▶ _Stored items from a collection_
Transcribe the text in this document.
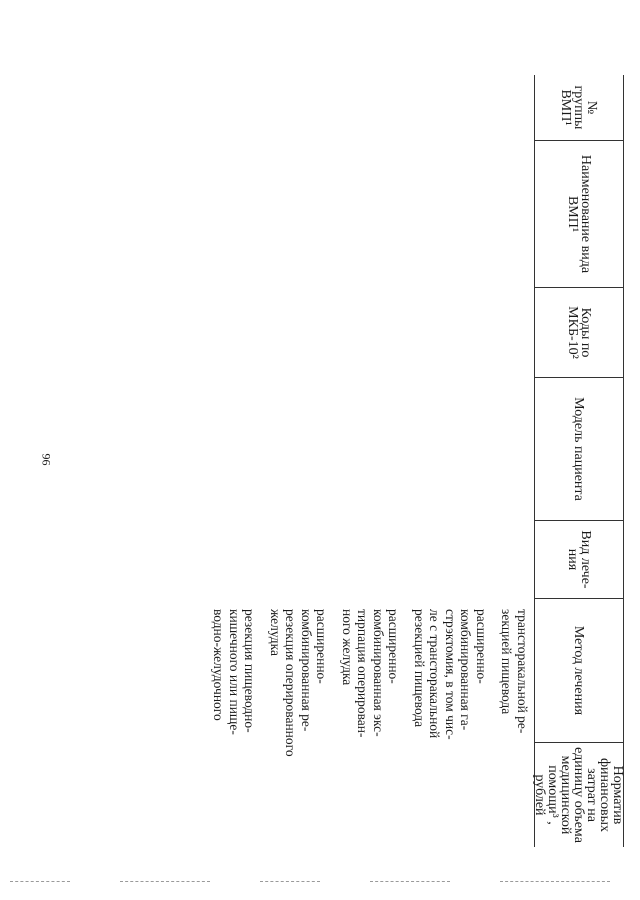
96
№
группы
ВМП¹
Наименование вида
ВМП¹
Коды по
МКБ-10²
Модель пациента
Вид лече-
ния
Метод лечения
Норматив
финансовых
затрат на
единицу объема
медицинской
помощи³ ,
рублей
трансторакальной ре-
зекцией пищевода
расширенно-
комбинированная га-
стрэктомия, в том чис-
ле с трансторакальной
резекцией пищевода
расширенно-
комбинированная экс-
тирпация оперирован-
ного желудка
расширенно-
комбинированная ре-
резекция оперированного
желудка
резекция пищеводно-
кишечного или пище-
водно-желудочного
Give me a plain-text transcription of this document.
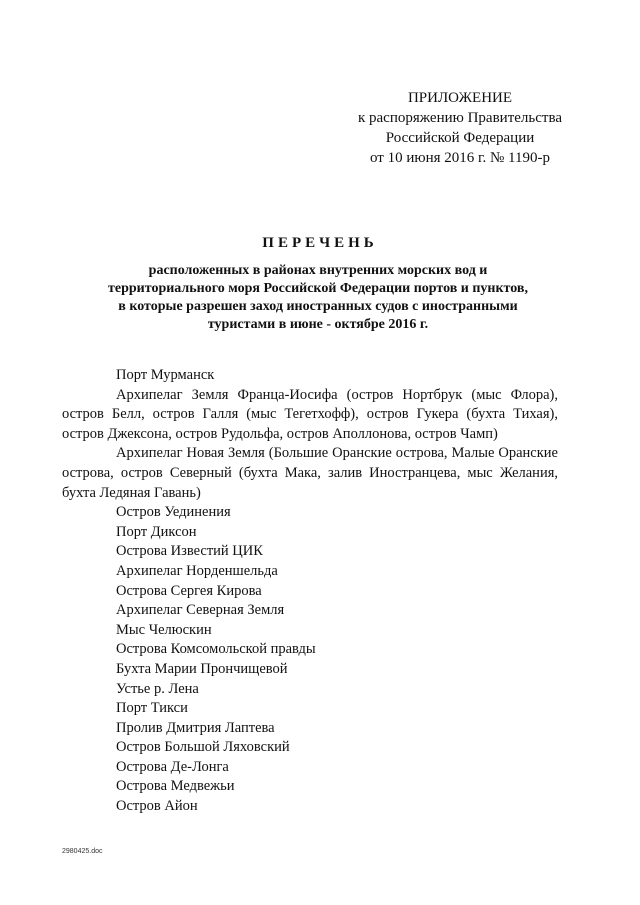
ПРИЛОЖЕНИЕ
к распоряжению Правительства
Российской Федерации
от 10 июня 2016 г. № 1190-р
ПЕРЕЧЕНЬ
расположенных в районах внутренних морских вод и
территориального моря Российской Федерации портов и пунктов,
в которые разрешен заход иностранных судов с иностранными
туристами в июне - октябре 2016 г.

Порт Мурманск

Архипелаг Земля Франца-Иосифа (остров Нортбрук (мыс Флора), остров Белл, остров Галля (мыс Тегетхофф), остров Гукера (бухта Тихая), остров Джексона, остров Рудольфа, остров Аполлонова, остров Чамп)

Архипелаг Новая Земля (Большие Оранские острова, Малые Оранские острова, остров Северный (бухта Мака, залив Иностранцева, мыс Желания, бухта Ледяная Гавань)

Остров Уединения

Порт Диксон

Острова Известий ЦИК

Архипелаг Норденшельда

Острова Сергея Кирова

Архипелаг Северная Земля

Мыс Челюскин

Острова Комсомольской правды

Бухта Марии Прончищевой

Устье р. Лена

Порт Тикси

Пролив Дмитрия Лаптева

Остров Большой Ляховский

Острова Де-Лонга

Острова Медвежьи

Остров Айон

2980425.doc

▶ _The request_
In the entries above, identify every line with the word "Российской". Copy those lines.

▶ _Complete response_
Российской Федерации
территориального моря Российской Федерации портов и пунктов,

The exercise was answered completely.